Figure dataset records:
______

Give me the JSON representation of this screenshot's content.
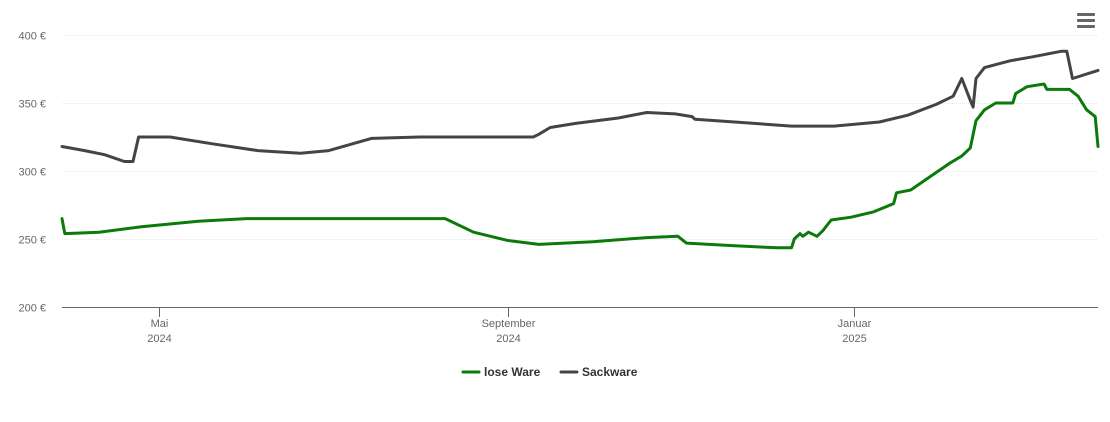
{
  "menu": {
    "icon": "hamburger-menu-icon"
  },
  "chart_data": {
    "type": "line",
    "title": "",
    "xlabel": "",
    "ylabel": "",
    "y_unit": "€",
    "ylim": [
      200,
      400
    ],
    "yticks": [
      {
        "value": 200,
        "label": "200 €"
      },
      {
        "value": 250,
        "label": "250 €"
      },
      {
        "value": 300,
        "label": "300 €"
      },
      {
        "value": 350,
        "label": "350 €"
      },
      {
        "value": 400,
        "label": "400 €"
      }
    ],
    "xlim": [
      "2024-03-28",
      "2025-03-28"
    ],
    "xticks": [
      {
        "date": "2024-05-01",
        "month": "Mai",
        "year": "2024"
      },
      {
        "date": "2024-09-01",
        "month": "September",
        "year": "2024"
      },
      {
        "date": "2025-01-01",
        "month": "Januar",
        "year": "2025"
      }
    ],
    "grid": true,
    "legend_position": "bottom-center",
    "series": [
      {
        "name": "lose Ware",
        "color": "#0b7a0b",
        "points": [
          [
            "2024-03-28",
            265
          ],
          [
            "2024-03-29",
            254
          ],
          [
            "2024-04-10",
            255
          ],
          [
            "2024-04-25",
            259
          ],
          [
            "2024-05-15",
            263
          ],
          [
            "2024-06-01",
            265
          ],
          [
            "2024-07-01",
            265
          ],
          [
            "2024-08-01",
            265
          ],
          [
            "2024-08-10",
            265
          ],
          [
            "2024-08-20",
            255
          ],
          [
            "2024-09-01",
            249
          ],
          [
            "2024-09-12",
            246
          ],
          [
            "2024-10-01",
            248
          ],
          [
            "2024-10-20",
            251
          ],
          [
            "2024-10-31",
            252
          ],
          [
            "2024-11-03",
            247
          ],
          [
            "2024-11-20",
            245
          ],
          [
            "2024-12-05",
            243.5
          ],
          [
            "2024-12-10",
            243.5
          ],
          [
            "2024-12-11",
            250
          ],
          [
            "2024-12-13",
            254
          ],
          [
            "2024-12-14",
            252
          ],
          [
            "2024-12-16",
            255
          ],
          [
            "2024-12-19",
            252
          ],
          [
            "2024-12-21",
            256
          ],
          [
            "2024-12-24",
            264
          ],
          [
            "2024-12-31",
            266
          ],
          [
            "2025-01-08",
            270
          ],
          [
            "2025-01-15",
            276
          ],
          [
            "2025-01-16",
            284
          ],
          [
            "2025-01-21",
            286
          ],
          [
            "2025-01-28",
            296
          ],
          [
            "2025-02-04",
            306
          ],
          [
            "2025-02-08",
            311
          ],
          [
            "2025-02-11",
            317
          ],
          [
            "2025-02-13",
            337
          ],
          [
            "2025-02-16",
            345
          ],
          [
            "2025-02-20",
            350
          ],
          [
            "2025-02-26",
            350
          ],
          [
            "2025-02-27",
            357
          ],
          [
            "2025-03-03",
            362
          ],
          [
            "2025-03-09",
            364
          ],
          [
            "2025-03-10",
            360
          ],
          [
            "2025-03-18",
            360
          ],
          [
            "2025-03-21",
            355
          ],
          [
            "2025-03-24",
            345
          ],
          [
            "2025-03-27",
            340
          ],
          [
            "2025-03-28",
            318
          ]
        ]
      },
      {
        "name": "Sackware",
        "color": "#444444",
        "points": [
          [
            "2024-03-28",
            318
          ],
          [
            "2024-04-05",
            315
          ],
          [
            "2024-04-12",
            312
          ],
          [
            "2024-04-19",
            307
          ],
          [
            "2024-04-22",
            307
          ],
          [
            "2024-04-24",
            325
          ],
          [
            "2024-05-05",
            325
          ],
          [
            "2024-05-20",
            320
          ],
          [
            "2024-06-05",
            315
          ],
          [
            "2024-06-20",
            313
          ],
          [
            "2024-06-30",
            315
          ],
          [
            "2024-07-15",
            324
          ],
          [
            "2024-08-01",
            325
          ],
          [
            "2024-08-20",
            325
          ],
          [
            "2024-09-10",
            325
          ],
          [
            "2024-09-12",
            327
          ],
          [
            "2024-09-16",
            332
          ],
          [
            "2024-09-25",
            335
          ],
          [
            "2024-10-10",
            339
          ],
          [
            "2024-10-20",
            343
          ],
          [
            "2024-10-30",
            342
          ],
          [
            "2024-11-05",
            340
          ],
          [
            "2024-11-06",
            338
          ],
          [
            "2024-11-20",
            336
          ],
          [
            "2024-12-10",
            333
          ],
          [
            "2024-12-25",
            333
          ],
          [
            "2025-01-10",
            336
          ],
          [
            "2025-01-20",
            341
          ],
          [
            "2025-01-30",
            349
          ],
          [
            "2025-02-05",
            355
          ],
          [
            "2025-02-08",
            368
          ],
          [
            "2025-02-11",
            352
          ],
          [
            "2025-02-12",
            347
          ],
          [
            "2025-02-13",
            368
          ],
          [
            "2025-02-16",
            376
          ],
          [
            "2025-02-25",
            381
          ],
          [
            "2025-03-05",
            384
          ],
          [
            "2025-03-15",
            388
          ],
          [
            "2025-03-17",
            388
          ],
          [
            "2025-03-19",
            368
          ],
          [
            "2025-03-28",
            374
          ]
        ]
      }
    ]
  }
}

______

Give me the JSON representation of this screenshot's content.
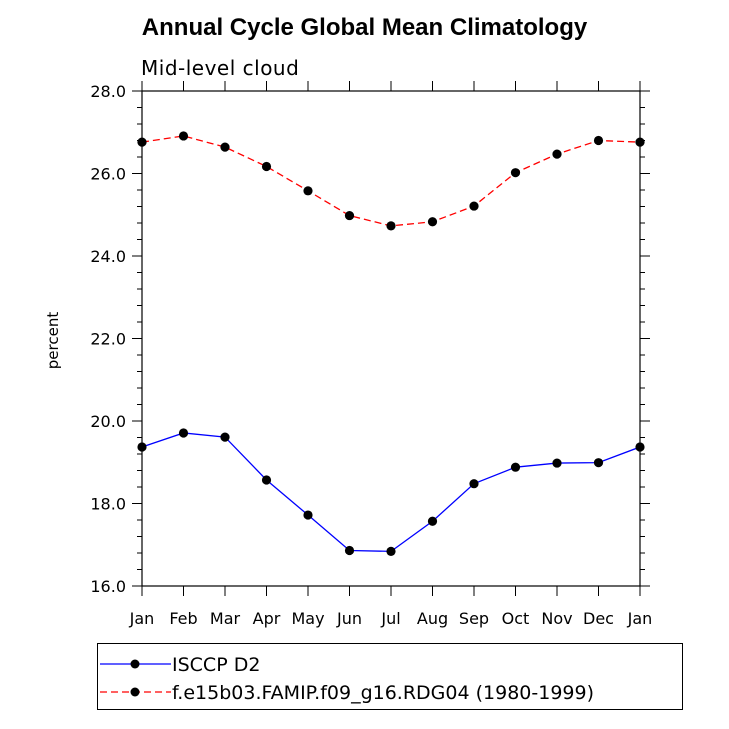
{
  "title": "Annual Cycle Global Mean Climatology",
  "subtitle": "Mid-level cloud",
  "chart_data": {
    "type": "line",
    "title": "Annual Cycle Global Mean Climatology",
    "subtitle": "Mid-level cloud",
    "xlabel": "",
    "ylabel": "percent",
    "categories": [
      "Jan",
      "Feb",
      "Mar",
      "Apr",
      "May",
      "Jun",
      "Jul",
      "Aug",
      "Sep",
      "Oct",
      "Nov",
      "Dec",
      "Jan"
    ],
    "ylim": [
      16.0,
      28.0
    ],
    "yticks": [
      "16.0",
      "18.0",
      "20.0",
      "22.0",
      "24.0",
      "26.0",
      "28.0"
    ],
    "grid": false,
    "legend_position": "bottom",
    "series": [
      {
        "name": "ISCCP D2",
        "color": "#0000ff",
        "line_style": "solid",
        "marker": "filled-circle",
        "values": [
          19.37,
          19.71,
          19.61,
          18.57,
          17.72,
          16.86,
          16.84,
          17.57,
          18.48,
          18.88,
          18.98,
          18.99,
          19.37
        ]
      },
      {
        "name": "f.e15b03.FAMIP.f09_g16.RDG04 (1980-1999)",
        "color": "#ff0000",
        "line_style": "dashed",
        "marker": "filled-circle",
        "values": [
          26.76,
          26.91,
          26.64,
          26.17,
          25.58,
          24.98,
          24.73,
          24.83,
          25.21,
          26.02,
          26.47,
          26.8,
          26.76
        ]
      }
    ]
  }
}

______

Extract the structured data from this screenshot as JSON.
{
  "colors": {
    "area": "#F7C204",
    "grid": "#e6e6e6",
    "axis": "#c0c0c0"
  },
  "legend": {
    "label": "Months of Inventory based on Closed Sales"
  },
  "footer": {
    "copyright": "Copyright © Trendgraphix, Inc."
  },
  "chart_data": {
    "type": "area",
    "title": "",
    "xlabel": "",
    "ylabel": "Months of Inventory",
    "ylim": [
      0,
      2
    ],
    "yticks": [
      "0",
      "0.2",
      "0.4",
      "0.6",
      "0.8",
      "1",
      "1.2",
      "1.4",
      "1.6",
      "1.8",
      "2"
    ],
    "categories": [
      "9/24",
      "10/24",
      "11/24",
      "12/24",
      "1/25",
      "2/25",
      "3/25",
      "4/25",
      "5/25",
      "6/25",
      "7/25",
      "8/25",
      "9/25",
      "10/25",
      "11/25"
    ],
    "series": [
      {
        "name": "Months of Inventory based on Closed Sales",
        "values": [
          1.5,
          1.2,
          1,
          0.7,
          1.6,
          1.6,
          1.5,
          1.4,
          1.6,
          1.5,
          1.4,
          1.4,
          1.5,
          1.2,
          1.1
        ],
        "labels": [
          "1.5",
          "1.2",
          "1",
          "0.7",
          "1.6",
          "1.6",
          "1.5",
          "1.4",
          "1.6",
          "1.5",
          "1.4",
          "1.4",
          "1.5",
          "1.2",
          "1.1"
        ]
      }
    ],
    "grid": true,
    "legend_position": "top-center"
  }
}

______

* Work instructions:
Select every line of the material above holding the word "bottom" and copy it.

* Answer to the exercise:
    "legend_position": "bottom-center",
    "legend_position": "bottom",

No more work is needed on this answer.